(Stored entries)
BEGIN
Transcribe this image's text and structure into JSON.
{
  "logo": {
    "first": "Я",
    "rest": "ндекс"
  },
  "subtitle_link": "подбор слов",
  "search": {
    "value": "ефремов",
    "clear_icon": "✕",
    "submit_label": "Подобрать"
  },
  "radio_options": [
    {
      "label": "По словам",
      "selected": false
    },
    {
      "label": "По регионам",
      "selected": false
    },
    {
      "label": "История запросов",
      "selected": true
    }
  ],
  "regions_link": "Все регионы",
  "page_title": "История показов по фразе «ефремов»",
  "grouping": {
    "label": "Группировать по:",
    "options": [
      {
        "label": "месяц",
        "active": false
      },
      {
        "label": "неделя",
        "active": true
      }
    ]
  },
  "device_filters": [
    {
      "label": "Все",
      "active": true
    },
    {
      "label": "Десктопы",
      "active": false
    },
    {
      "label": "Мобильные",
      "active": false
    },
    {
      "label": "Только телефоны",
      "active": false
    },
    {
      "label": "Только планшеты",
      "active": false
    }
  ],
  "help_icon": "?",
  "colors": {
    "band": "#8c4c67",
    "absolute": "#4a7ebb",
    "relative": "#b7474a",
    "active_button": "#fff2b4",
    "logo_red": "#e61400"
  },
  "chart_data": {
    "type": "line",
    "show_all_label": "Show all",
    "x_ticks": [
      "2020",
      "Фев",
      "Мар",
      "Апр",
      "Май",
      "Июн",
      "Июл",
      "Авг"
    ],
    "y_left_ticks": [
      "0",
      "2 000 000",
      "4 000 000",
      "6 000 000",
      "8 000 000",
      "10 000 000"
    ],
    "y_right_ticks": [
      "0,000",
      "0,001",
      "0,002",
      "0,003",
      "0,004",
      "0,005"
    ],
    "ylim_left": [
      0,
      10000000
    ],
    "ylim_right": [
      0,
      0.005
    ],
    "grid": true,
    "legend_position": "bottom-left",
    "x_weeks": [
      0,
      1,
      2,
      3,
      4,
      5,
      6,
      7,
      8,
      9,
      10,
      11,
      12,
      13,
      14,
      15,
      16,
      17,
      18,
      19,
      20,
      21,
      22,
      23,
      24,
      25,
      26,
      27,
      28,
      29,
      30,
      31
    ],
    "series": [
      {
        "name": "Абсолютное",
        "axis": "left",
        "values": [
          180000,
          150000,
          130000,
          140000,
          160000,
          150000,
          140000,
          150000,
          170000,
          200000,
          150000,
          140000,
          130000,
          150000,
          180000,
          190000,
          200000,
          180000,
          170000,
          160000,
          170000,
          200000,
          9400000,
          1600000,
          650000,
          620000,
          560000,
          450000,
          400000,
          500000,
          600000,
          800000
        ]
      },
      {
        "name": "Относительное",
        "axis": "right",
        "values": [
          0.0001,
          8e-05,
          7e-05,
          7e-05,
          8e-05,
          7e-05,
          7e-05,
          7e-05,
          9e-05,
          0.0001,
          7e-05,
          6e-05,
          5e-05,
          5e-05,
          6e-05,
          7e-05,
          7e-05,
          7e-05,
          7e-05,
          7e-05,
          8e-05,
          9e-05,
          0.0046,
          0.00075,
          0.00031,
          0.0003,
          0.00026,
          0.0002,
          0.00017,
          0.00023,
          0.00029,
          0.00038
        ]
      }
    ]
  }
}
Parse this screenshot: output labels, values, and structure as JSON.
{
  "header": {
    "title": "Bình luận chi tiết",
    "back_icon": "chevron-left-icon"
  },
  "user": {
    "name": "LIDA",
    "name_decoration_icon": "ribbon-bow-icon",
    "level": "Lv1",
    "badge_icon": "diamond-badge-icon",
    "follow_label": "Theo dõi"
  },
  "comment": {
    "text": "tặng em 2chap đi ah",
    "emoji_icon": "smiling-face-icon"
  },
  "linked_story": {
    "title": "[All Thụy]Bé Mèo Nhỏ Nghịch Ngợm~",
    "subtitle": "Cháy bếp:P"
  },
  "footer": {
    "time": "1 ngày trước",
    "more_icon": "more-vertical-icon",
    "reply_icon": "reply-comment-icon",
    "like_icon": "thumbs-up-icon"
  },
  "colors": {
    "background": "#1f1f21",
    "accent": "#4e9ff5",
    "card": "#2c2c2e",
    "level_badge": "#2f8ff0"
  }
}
END
What this task involves » Transcribe all lines as written.

Task response »
Transcribe this image's text and structure into JSON.
{
  "logo": {
    "first": "Я",
    "rest": "ндекс"
  },
  "subtitle_link": "подбор слов",
  "search": {
    "value": "ефремов",
    "clear_icon": "✕",
    "submit_label": "Подобрать"
  },
  "radio_options": [
    {
      "label": "По словам",
      "selected": false
    },
    {
      "label": "По регионам",
      "selected": false
    },
    {
      "label": "История запросов",
      "selected": true
    }
  ],
  "regions_link": "Все регионы",
  "page_title": "История показов по фразе «ефремов»",
  "grouping": {
    "label": "Группировать по:",
    "options": [
      {
        "label": "месяц",
        "active": false
      },
      {
        "label": "неделя",
        "active": true
      }
    ]
  },
  "device_filters": [
    {
      "label": "Все",
      "active": true
    },
    {
      "label": "Десктопы",
      "active": false
    },
    {
      "label": "Мобильные",
      "active": false
    },
    {
      "label": "Только телефоны",
      "active": false
    },
    {
      "label": "Только планшеты",
      "active": false
    }
  ],
  "help_icon": "?",
  "colors": {
    "band": "#8c4c67",
    "absolute": "#4a7ebb",
    "relative": "#b7474a",
    "active_button": "#fff2b4",
    "logo_red": "#e61400"
  },
  "chart_data": {
    "type": "line",
    "show_all_label": "Show all",
    "x_ticks": [
      "2020",
      "Фев",
      "Мар",
      "Апр",
      "Май",
      "Июн",
      "Июл",
      "Авг"
    ],
    "y_left_ticks": [
      "0",
      "2 000 000",
      "4 000 000",
      "6 000 000",
      "8 000 000",
      "10 000 000"
    ],
    "y_right_ticks": [
      "0,000",
      "0,001",
      "0,002",
      "0,003",
      "0,004",
      "0,005"
    ],
    "ylim_left": [
      0,
      10000000
    ],
    "ylim_right": [
      0,
      0.005
    ],
    "grid": true,
    "legend_position": "bottom-left",
    "x_weeks": [
      0,
      1,
      2,
      3,
      4,
      5,
      6,
      7,
      8,
      9,
      10,
      11,
      12,
      13,
      14,
      15,
      16,
      17,
      18,
      19,
      20,
      21,
      22,
      23,
      24,
      25,
      26,
      27,
      28,
      29,
      30,
      31
    ],
    "series": [
      {
        "name": "Абсолютное",
        "axis": "left",
        "values": [
          180000,
          150000,
          130000,
          140000,
          160000,
          150000,
          140000,
          150000,
          170000,
          200000,
          150000,
          140000,
          130000,
          150000,
          180000,
          190000,
          200000,
          180000,
          170000,
          160000,
          170000,
          200000,
          9400000,
          1600000,
          650000,
          620000,
          560000,
          450000,
          400000,
          500000,
          600000,
          800000
        ]
      },
      {
        "name": "Относительное",
        "axis": "right",
        "values": [
          0.0001,
          8e-05,
          7e-05,
          7e-05,
          8e-05,
          7e-05,
          7e-05,
          7e-05,
          9e-05,
          0.0001,
          7e-05,
          6e-05,
          5e-05,
          5e-05,
          6e-05,
          7e-05,
          7e-05,
          7e-05,
          7e-05,
          7e-05,
          8e-05,
          9e-05,
          0.0046,
          0.00075,
          0.00031,
          0.0003,
          0.00026,
          0.0002,
          0.00017,
          0.00023,
          0.00029,
          0.00038
        ]
      }
    ]
  }
}
Parse this screenshot: output labels, values, and structure as JSON.
{
  "header": {
    "title": "Bình luận chi tiết",
    "back_icon": "chevron-left-icon"
  },
  "user": {
    "name": "LIDA",
    "name_decoration_icon": "ribbon-bow-icon",
    "level": "Lv1",
    "badge_icon": "diamond-badge-icon",
    "follow_label": "Theo dõi"
  },
  "comment": {
    "text": "tặng em 2chap đi ah",
    "emoji_icon": "smiling-face-icon"
  },
  "linked_story": {
    "title": "[All Thụy]Bé Mèo Nhỏ Nghịch Ngợm~",
    "subtitle": "Cháy bếp:P"
  },
  "footer": {
    "time": "1 ngày trước",
    "more_icon": "more-vertical-icon",
    "reply_icon": "reply-comment-icon",
    "like_icon": "thumbs-up-icon"
  },
  "colors": {
    "background": "#1f1f21",
    "accent": "#4e9ff5",
    "card": "#2c2c2e",
    "level_badge": "#2f8ff0"
  }
}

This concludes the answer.